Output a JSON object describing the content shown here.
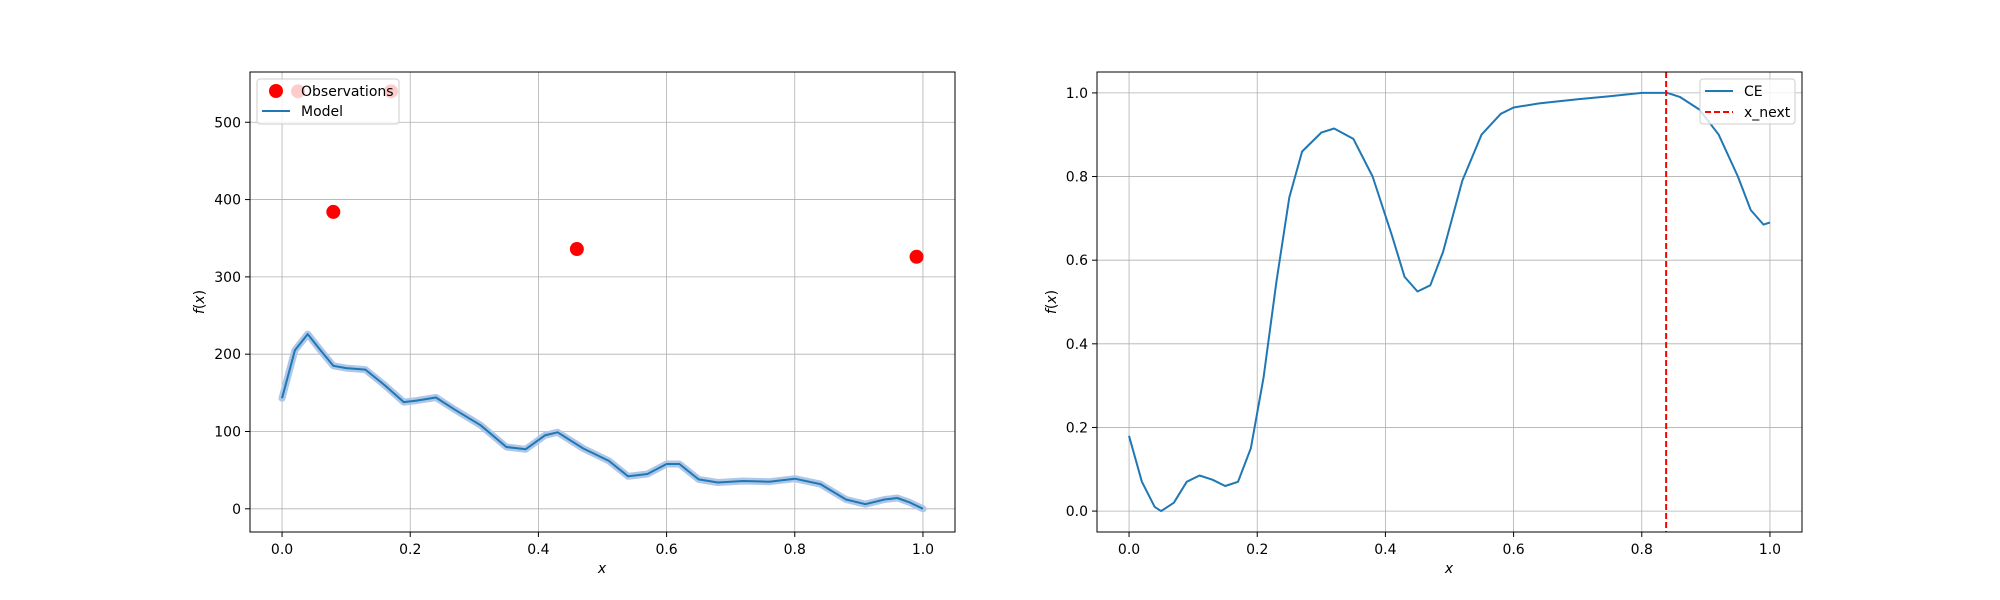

☆ ☆ ☆ ☆ ☆

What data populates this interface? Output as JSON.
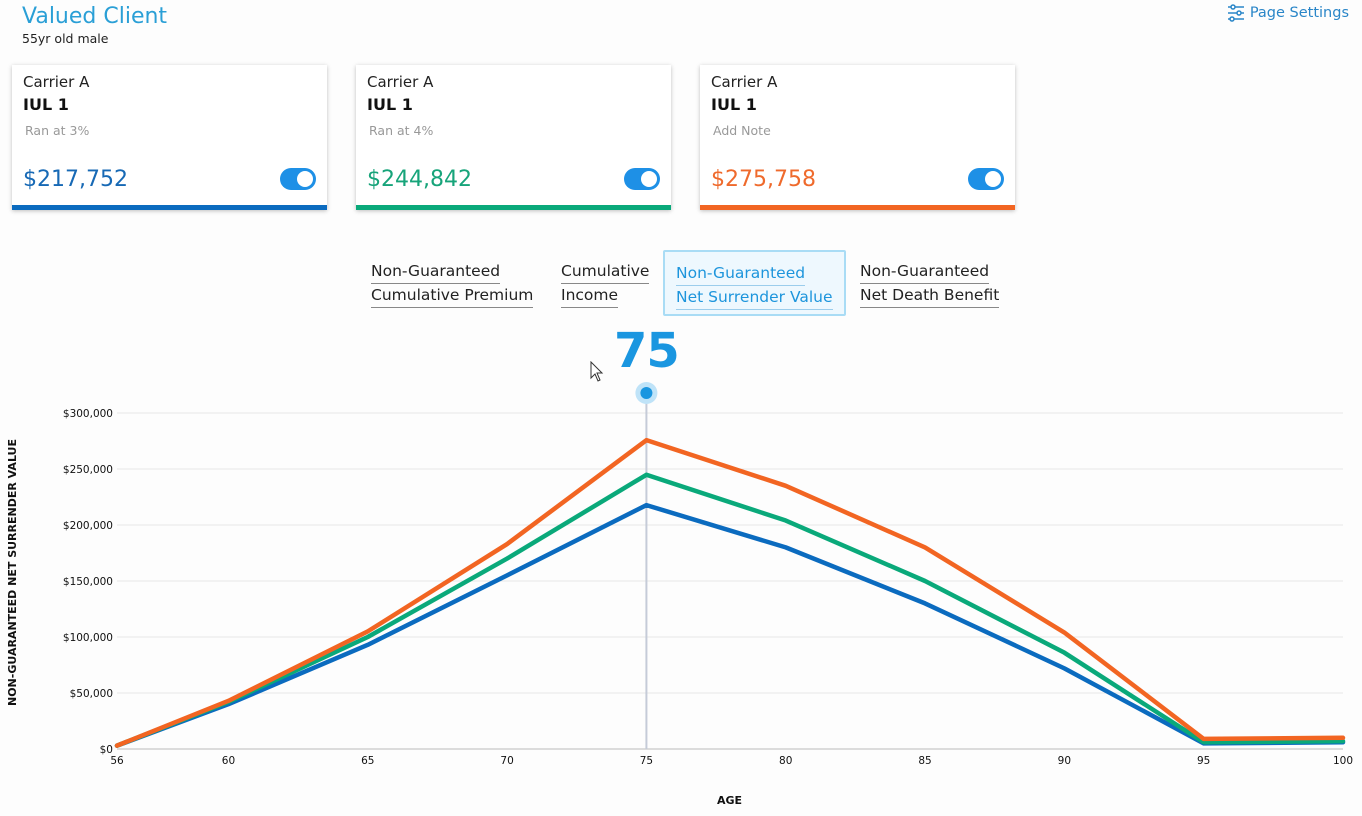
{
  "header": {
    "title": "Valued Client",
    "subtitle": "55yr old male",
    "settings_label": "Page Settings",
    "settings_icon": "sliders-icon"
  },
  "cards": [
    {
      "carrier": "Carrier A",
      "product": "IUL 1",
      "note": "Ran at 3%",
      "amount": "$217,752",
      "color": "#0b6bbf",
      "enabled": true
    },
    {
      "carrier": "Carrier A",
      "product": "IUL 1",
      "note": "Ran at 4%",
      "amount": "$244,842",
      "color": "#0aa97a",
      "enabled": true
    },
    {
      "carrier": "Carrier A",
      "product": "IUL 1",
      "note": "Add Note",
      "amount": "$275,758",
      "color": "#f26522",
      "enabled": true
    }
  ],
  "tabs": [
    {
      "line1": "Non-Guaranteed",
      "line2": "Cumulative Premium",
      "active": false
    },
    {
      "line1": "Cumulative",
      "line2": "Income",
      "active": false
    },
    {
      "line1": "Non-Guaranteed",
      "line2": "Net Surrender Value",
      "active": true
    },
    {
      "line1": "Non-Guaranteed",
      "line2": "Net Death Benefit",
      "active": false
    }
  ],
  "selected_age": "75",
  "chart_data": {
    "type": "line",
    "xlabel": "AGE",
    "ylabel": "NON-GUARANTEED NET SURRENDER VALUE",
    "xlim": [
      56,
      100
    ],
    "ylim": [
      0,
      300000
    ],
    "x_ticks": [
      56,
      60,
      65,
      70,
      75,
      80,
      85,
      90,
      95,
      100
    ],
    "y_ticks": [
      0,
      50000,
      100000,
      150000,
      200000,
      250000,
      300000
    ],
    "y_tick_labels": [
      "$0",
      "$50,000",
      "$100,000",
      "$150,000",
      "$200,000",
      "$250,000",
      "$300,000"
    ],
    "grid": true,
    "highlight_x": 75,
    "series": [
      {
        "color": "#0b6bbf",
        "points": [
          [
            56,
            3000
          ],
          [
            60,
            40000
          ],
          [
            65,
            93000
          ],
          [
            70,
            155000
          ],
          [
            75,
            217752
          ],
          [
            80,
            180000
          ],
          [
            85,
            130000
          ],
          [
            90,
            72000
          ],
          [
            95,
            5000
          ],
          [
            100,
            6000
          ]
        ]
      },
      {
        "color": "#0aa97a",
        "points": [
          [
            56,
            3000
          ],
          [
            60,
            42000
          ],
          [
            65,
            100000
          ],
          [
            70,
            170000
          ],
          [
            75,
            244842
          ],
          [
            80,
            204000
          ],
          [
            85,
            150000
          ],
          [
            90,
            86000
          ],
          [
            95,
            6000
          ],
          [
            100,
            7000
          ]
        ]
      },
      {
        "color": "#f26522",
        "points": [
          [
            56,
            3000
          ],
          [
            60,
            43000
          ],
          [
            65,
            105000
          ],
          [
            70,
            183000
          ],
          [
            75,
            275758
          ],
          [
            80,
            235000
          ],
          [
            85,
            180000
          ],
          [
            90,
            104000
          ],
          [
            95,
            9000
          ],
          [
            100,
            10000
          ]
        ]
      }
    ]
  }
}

☆ ☆ ☆ ☆ ☆

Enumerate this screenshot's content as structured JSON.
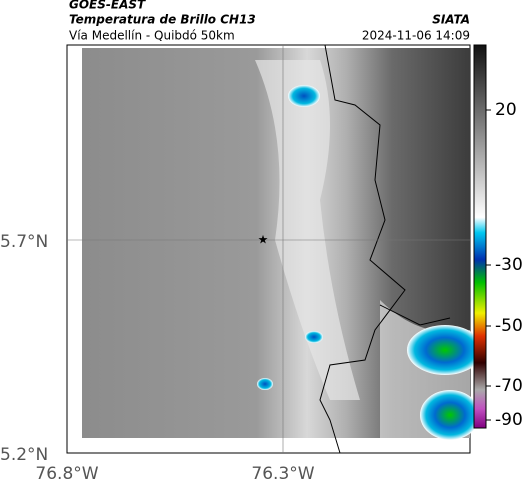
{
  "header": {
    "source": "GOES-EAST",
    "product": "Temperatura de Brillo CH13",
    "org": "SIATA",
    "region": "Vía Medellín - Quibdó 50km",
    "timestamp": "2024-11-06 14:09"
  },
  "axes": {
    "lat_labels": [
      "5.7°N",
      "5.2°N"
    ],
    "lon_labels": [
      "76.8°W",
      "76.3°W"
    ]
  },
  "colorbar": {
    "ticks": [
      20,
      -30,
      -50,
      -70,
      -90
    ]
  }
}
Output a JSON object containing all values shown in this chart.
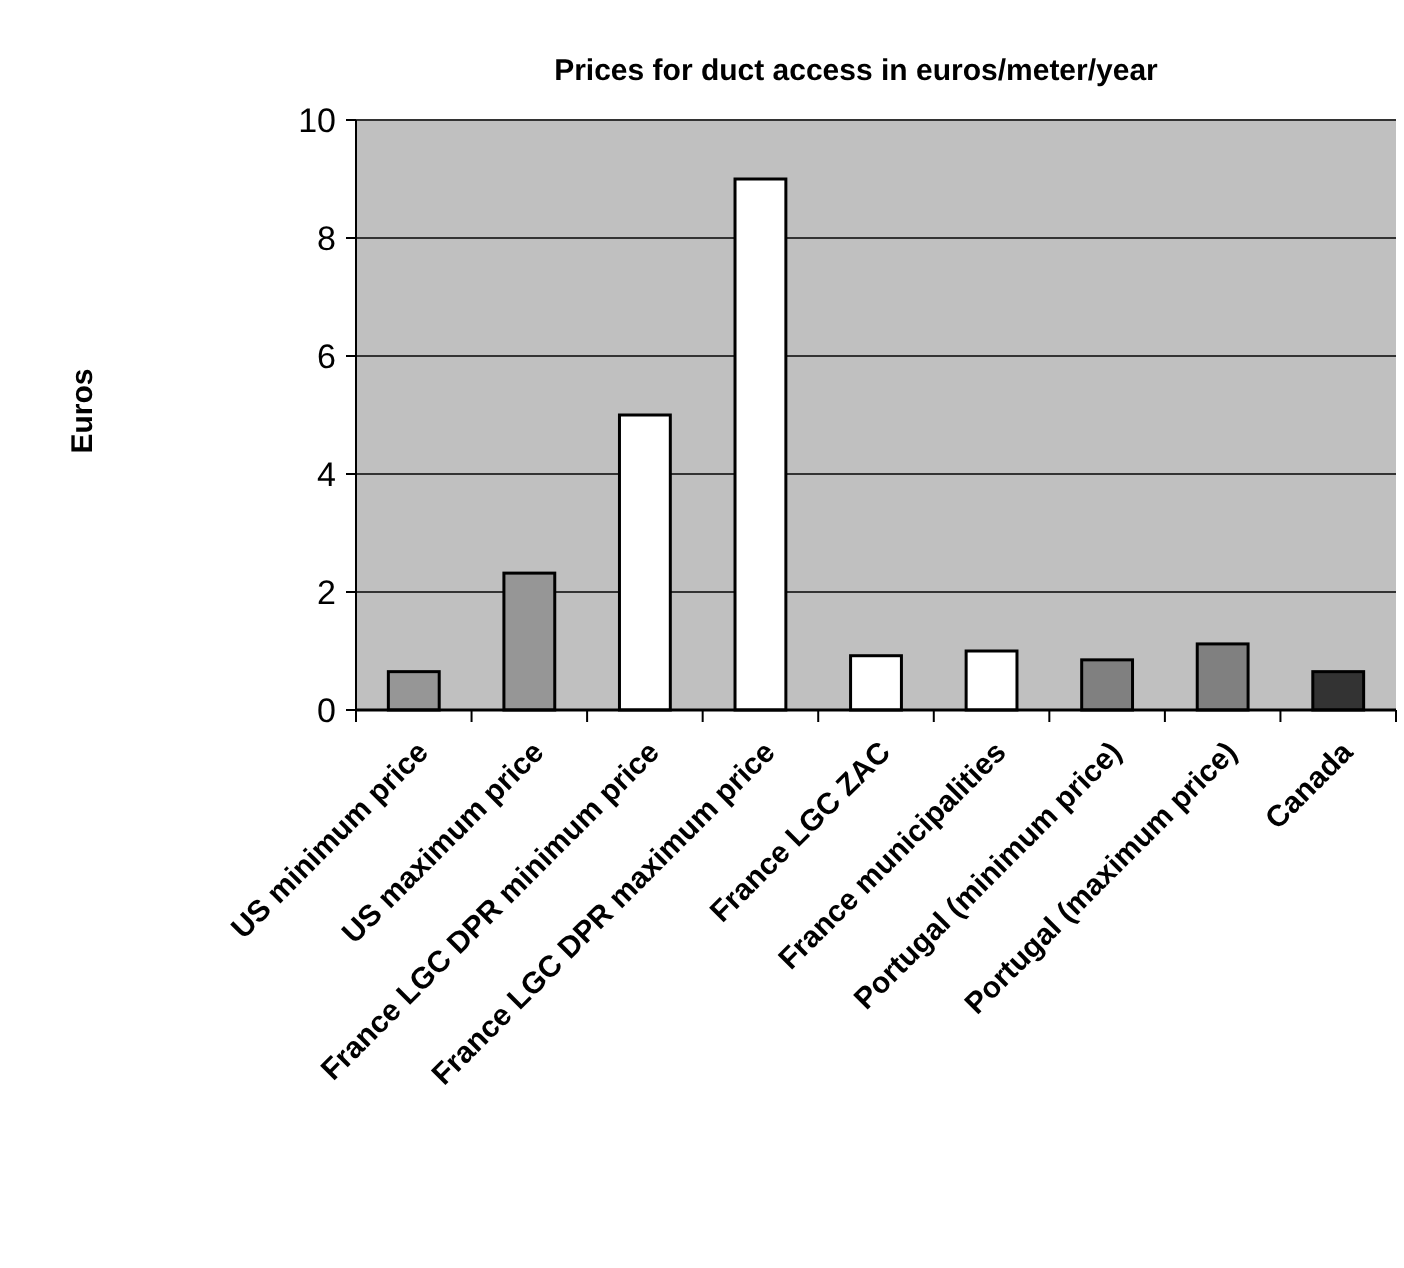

☆ ☆ ☆ ☆ ☆

Required task —
Search the listing for the word "shown". Copy every line in which it occurs.

Answer for the task —
Output a JSON object describing the content shown here.
Output a JSON object containing all values shown in this chart.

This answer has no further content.